• _PROMPT_: Repeat every entry word for word, skipping the pictures.

## BEGIN

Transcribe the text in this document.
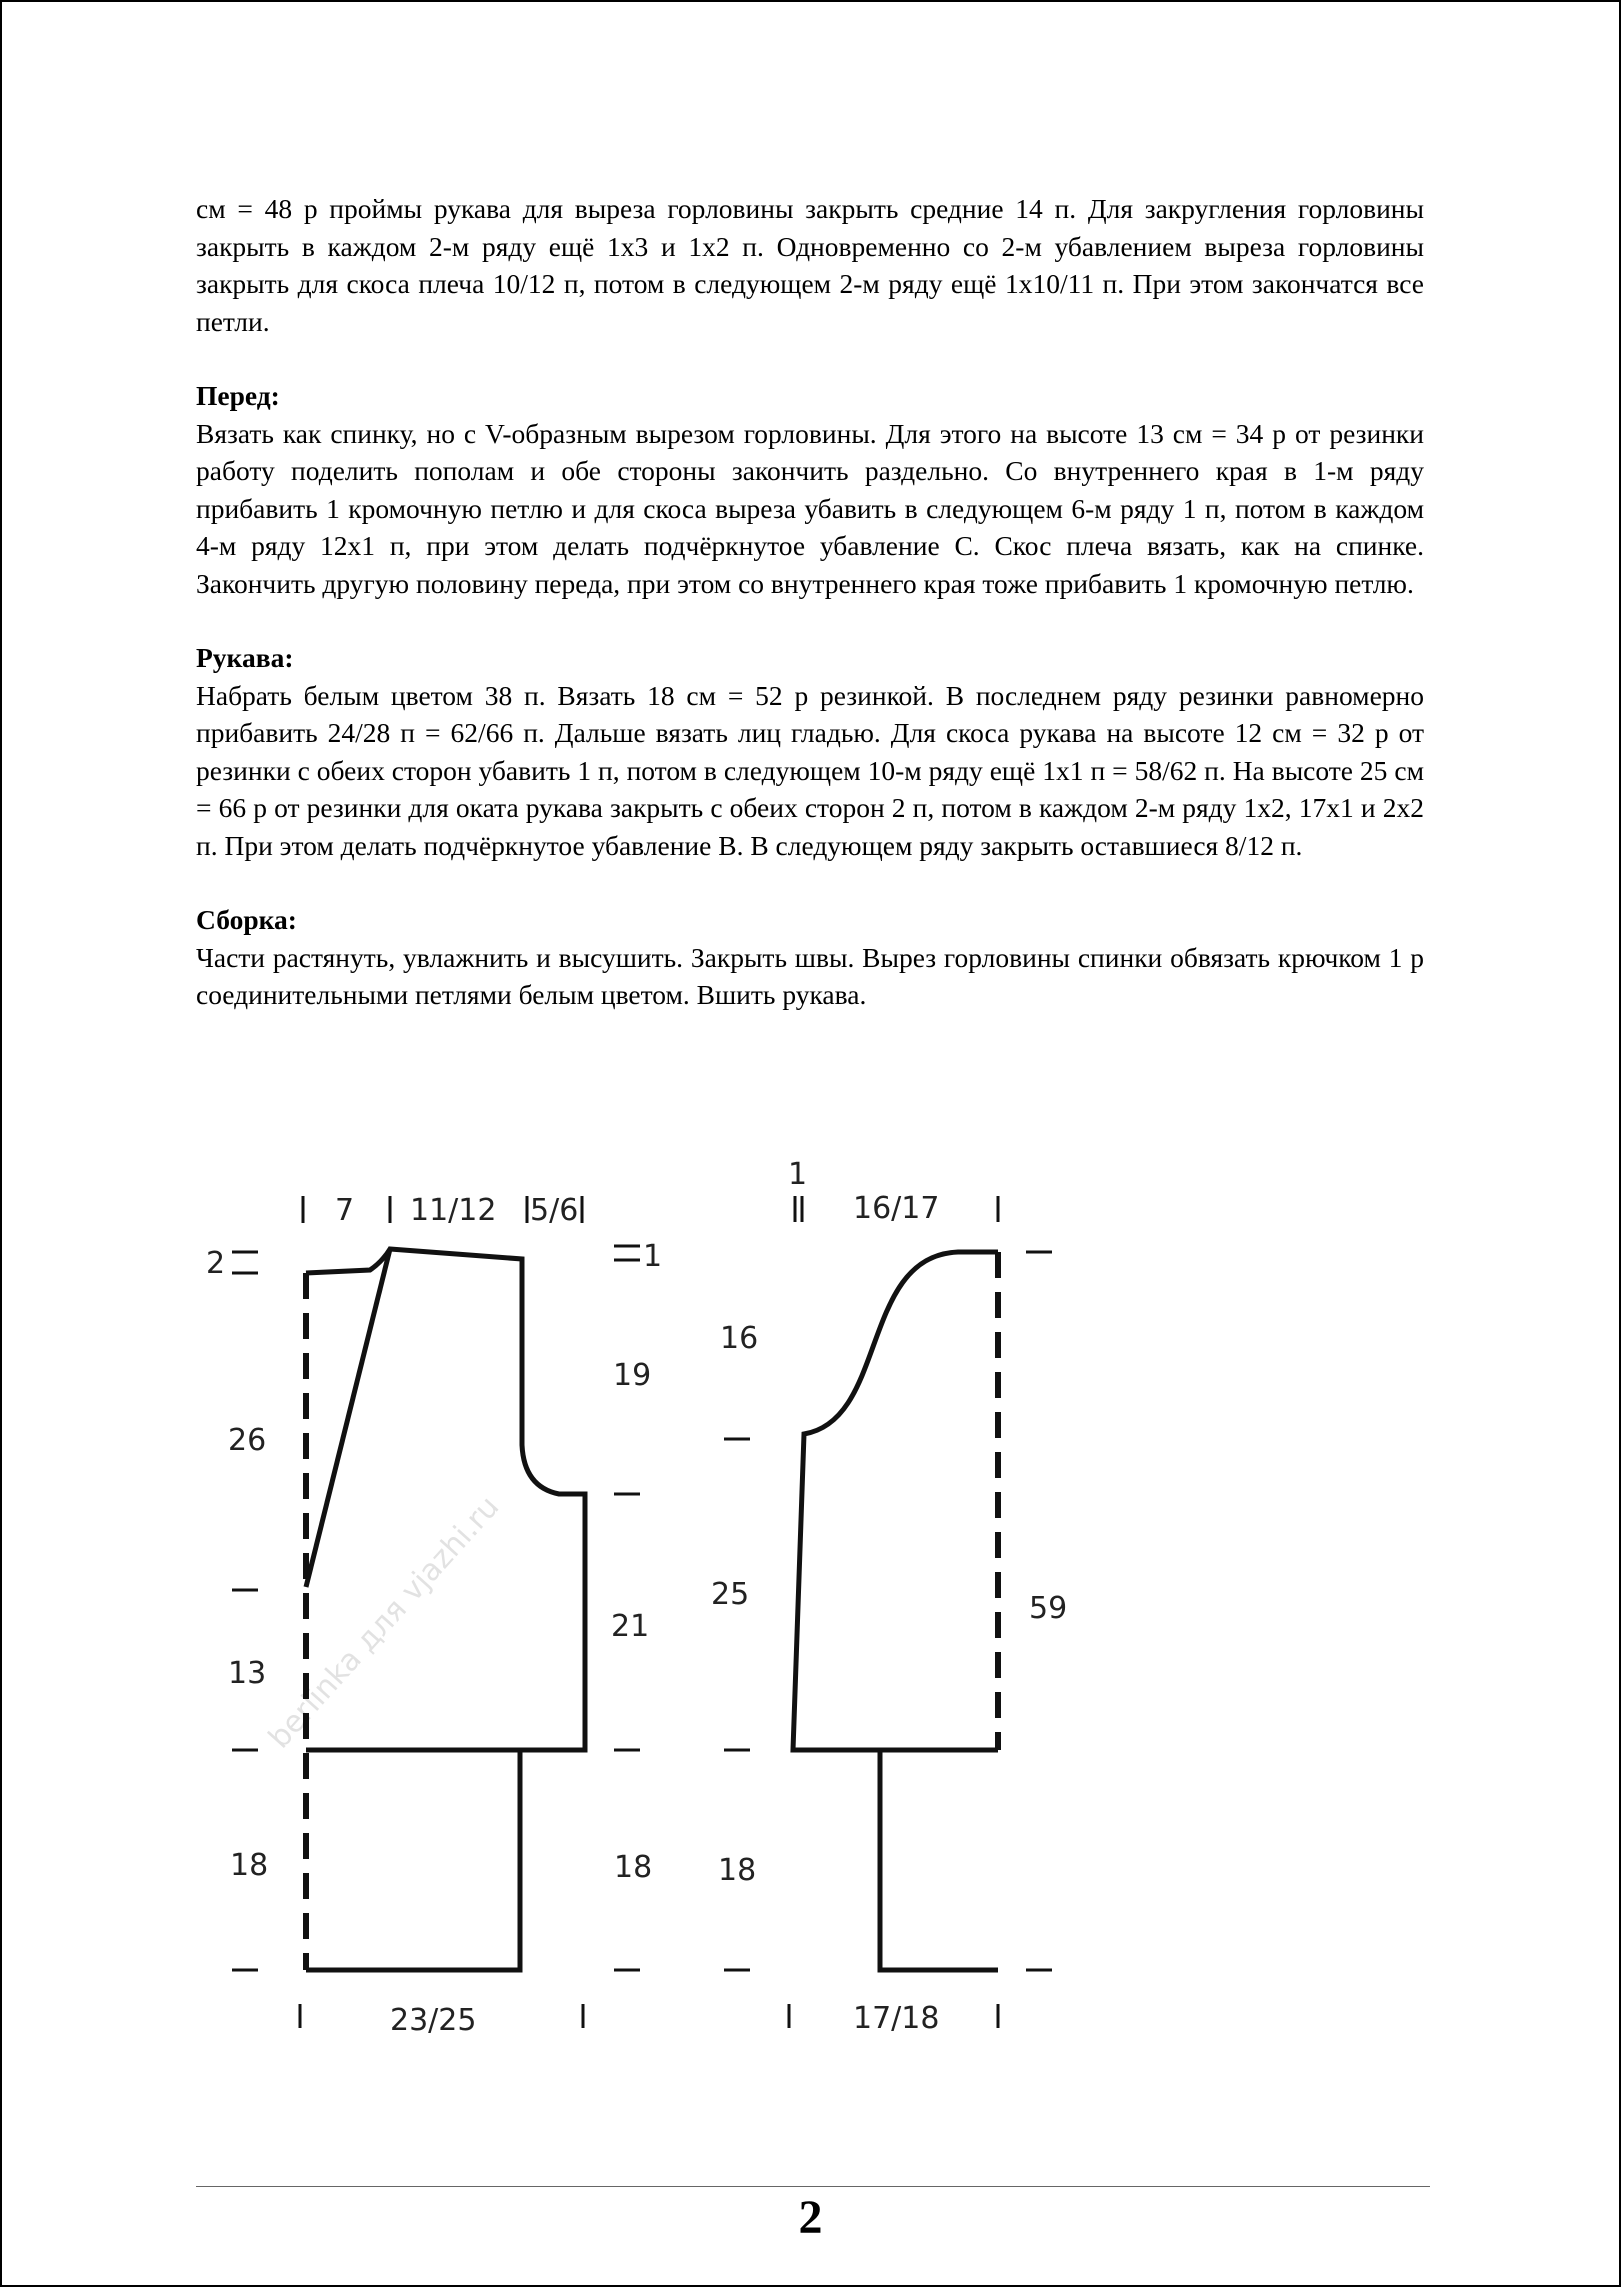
см = 48 р проймы рукава для выреза горловины закрыть средние 14 п. Для закругления горловины закрыть в каждом 2-м ряду ещё 1х3 и 1х2 п. Одновременно со 2-м убавлением выреза горловины закрыть для скоса плеча 10/12 п, потом в следующем 2-м ряду ещё 1х10/11 п. При этом закончатся все петли.

Перед:

Вязать как спинку, но с V-образным вырезом горловины. Для этого на высоте 13 см = 34 р от резинки работу поделить пополам и обе стороны закончить раздельно. Со внутреннего края в 1-м ряду прибавить 1 кромочную петлю и для скоса выреза убавить в следующем 6-м ряду 1 п, потом в каждом 4-м ряду 12х1 п, при этом делать подчёркнутое убавление С. Скос плеча вязать, как на спинке. Закончить другую половину переда, при этом со внутреннего края тоже прибавить 1 кромочную петлю.

Рукава:

Набрать белым цветом 38 п. Вязать 18 см = 52 р резинкой. В последнем ряду резинки равномерно прибавить 24/28 п = 62/66 п. Дальше вязать лиц гладью. Для скоса рукава на высоте 12 см = 32 р от резинки с обеих сторон убавить 1 п, потом в следующем 10-м ряду ещё 1х1 п = 58/62 п. На высоте 25 см = 66 р от резинки для оката рукава закрыть с обеих сторон 2 п, потом в каждом 2-м ряду 1х2, 17х1 и 2х2 п. При этом делать подчёркнутое убавление В. В следующем ряду закрыть оставшиеся 8/12 п.

Сборка:

Части растянуть, увлажнить и высушить. Закрыть швы. Вырез горловины спинки обвязать крючком 1 р соединительными петлями белым цветом. Вшить рукава.

berlinka для vjazhi.ru
7 11/12 5/6
2
26
13
18
1
19
21
18
23/25
1
16/17
16
25
18
59
17/18
2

## END

• _ANSWER FOR THE TASK_:
Transcribe the text in this document.
см = 48 р проймы рукава для выреза горловины закрыть средние 14 п. Для закругления горловины закрыть в каждом 2-м ряду ещё 1х3 и 1х2 п. Одновременно со 2-м убавлением выреза горловины закрыть для скоса плеча 10/12 п, потом в следующем 2-м ряду ещё 1х10/11 п. При этом закончатся все петли.

Перед:

Вязать как спинку, но с V-образным вырезом горловины. Для этого на высоте 13 см = 34 р от резинки работу поделить пополам и обе стороны закончить раздельно. Со внутреннего края в 1-м ряду прибавить 1 кромочную петлю и для скоса выреза убавить в следующем 6-м ряду 1 п, потом в каждом 4-м ряду 12х1 п, при этом делать подчёркнутое убавление С. Скос плеча вязать, как на спинке. Закончить другую половину переда, при этом со внутреннего края тоже прибавить 1 кромочную петлю.

Рукава:

Набрать белым цветом 38 п. Вязать 18 см = 52 р резинкой. В последнем ряду резинки равномерно прибавить 24/28 п = 62/66 п. Дальше вязать лиц гладью. Для скоса рукава на высоте 12 см = 32 р от резинки с обеих сторон убавить 1 п, потом в следующем 10-м ряду ещё 1х1 п = 58/62 п. На высоте 25 см = 66 р от резинки для оката рукава закрыть с обеих сторон 2 п, потом в каждом 2-м ряду 1х2, 17х1 и 2х2 п. При этом делать подчёркнутое убавление В. В следующем ряду закрыть оставшиеся 8/12 п.

Сборка:

Части растянуть, увлажнить и высушить. Закрыть швы. Вырез горловины спинки обвязать крючком 1 р соединительными петлями белым цветом. Вшить рукава.

berlinka для vjazhi.ru
7 11/12 5/6
2
26
13
18
1
19
21
18
23/25
1
16/17
16
25
18
59
17/18
2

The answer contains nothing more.